◆ The task ◆
Produce an exact copy of the lines from the line containing "What text is on this page?" through the last line of the entries below, and only those lines.

◆ Saved entries ◆
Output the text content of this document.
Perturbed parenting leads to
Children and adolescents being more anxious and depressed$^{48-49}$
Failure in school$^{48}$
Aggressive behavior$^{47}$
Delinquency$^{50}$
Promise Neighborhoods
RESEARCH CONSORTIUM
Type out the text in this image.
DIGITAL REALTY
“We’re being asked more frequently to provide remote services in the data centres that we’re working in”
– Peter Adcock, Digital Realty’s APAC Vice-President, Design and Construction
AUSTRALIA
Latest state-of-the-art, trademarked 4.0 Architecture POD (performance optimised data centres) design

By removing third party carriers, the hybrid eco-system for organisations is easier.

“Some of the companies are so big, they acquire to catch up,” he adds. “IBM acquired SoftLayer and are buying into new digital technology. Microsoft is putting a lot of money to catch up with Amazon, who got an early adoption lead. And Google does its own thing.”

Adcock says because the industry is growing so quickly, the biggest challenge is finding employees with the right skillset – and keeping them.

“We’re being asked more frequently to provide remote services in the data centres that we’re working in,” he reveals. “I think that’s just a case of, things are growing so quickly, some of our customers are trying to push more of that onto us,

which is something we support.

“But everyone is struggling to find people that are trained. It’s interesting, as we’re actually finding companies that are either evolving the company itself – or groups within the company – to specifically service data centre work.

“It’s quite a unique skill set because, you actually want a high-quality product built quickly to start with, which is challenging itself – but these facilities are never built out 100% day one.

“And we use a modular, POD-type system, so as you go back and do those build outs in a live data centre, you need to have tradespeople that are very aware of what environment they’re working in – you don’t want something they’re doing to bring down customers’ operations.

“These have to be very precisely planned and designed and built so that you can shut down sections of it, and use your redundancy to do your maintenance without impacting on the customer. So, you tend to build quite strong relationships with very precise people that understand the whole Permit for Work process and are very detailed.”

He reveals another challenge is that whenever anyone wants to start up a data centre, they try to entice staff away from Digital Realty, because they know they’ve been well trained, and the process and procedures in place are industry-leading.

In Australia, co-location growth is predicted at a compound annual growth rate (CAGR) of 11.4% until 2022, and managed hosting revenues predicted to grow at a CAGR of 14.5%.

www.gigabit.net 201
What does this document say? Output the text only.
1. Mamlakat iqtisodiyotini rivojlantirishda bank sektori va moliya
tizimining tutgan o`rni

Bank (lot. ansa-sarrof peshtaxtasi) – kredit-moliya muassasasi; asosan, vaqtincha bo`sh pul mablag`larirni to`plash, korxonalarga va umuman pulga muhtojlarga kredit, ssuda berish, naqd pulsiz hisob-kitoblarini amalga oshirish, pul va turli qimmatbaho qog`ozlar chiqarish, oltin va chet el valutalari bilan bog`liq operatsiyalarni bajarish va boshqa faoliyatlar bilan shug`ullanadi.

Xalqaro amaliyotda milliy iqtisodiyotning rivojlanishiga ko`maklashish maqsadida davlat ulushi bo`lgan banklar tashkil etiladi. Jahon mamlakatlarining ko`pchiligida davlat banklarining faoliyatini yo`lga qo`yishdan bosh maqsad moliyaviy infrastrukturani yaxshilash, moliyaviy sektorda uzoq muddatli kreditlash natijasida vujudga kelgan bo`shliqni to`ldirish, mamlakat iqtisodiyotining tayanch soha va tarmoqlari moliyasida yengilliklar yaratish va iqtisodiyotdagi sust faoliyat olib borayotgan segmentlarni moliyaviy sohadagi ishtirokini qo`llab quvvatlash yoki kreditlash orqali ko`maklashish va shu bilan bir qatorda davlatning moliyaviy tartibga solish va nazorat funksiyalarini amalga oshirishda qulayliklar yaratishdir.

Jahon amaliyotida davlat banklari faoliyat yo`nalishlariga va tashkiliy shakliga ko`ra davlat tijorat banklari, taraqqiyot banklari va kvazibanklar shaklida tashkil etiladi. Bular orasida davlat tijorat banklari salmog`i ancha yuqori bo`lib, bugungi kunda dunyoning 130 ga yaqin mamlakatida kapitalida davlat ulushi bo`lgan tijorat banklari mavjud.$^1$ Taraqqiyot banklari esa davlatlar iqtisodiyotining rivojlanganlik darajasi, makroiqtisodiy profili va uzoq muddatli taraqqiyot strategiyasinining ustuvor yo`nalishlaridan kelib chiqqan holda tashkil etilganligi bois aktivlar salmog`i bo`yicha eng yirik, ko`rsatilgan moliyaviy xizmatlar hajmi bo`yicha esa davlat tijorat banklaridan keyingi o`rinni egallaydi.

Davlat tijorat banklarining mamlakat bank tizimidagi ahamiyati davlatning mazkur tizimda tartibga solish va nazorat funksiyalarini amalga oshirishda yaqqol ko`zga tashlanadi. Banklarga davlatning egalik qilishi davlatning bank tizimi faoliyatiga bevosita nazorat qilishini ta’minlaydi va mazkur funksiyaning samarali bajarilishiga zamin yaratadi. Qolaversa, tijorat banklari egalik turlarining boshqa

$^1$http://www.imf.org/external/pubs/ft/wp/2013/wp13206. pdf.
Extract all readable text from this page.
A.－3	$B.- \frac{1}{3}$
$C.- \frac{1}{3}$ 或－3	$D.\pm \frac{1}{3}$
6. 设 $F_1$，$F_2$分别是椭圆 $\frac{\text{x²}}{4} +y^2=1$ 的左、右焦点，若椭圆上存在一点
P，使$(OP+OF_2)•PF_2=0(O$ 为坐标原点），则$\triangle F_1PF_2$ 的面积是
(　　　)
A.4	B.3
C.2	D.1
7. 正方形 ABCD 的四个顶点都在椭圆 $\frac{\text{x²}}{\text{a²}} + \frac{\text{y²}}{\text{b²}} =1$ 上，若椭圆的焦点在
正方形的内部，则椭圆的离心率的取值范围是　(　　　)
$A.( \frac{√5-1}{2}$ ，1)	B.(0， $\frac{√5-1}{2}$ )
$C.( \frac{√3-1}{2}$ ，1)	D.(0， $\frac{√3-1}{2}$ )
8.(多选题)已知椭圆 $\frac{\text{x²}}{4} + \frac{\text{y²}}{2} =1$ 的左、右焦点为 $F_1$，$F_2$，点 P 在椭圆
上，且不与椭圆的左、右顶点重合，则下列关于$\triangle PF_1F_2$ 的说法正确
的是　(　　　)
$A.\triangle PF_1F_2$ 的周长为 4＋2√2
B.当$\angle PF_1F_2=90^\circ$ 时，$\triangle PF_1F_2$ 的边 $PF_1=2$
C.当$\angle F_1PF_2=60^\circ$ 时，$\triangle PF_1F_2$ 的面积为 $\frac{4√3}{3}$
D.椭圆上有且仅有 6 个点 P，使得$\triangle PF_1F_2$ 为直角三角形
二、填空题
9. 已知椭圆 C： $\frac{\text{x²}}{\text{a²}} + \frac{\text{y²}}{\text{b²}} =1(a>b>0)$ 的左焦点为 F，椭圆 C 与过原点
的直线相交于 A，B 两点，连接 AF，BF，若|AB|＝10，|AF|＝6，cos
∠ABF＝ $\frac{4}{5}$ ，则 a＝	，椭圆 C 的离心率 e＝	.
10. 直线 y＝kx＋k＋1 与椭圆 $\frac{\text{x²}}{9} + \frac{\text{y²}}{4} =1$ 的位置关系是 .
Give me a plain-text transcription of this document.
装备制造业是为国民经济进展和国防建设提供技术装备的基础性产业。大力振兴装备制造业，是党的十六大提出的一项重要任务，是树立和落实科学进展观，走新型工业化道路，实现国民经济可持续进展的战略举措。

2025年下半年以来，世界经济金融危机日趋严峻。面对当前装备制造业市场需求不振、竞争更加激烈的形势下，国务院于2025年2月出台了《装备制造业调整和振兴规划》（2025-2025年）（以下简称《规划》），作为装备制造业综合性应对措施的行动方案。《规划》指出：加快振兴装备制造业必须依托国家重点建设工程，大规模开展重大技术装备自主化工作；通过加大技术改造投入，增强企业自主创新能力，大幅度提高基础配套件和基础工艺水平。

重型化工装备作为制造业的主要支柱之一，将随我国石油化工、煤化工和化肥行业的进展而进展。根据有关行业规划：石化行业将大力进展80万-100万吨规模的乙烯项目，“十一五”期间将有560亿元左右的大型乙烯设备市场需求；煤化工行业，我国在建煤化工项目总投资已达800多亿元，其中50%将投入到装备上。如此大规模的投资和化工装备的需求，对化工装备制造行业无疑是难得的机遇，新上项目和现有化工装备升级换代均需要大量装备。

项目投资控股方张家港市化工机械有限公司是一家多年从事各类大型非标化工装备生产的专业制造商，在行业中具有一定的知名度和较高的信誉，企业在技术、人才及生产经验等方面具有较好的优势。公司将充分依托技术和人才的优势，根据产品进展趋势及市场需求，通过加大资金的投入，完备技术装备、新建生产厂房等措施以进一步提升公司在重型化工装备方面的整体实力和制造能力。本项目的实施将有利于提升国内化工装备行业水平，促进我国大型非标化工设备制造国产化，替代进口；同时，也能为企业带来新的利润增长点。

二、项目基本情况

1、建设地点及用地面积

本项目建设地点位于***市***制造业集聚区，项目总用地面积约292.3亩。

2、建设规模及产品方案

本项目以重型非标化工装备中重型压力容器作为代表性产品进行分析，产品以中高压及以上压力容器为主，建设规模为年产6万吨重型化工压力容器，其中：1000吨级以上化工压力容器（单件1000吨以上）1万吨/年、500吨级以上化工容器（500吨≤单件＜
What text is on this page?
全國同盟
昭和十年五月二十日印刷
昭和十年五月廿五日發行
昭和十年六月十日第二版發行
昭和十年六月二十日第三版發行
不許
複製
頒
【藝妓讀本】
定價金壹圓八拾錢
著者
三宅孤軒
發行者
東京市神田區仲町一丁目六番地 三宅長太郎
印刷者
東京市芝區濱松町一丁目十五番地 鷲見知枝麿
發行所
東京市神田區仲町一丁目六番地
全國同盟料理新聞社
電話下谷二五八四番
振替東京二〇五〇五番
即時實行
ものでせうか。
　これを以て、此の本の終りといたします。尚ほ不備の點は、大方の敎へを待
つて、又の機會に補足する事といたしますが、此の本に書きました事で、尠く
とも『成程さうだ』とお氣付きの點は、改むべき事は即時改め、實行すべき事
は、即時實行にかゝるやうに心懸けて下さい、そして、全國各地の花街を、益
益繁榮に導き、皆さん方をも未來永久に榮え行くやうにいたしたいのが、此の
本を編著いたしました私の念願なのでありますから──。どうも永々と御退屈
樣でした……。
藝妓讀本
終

◆ Output for this exercise ◆
What text is on this page?
全國同盟
昭和十年五月二十日印刷
昭和十年五月廿五日發行
昭和十年六月十日第二版發行
昭和十年六月二十日第三版發行
不許
複製
頒
【藝妓讀本】
定價金壹圓八拾錢
著者
三宅孤軒
發行者
東京市神田區仲町一丁目六番地 三宅長太郎
印刷者
東京市芝區濱松町一丁目十五番地 鷲見知枝麿
發行所
東京市神田區仲町一丁目六番地
全國同盟料理新聞社
電話下谷二五八四番
振替東京二〇五〇五番
即時實行
ものでせうか。
　これを以て、此の本の終りといたします。尚ほ不備の點は、大方の敎へを待
つて、又の機會に補足する事といたしますが、此の本に書きました事で、尠く
とも『成程さうだ』とお氣付きの點は、改むべき事は即時改め、實行すべき事
は、即時實行にかゝるやうに心懸けて下さい、そして、全國各地の花街を、益
益繁榮に導き、皆さん方をも未來永久に榮え行くやうにいたしたいのが、此の
本を編著いたしました私の念願なのでありますから──。どうも永々と御退屈
樣でした……。
藝妓讀本
終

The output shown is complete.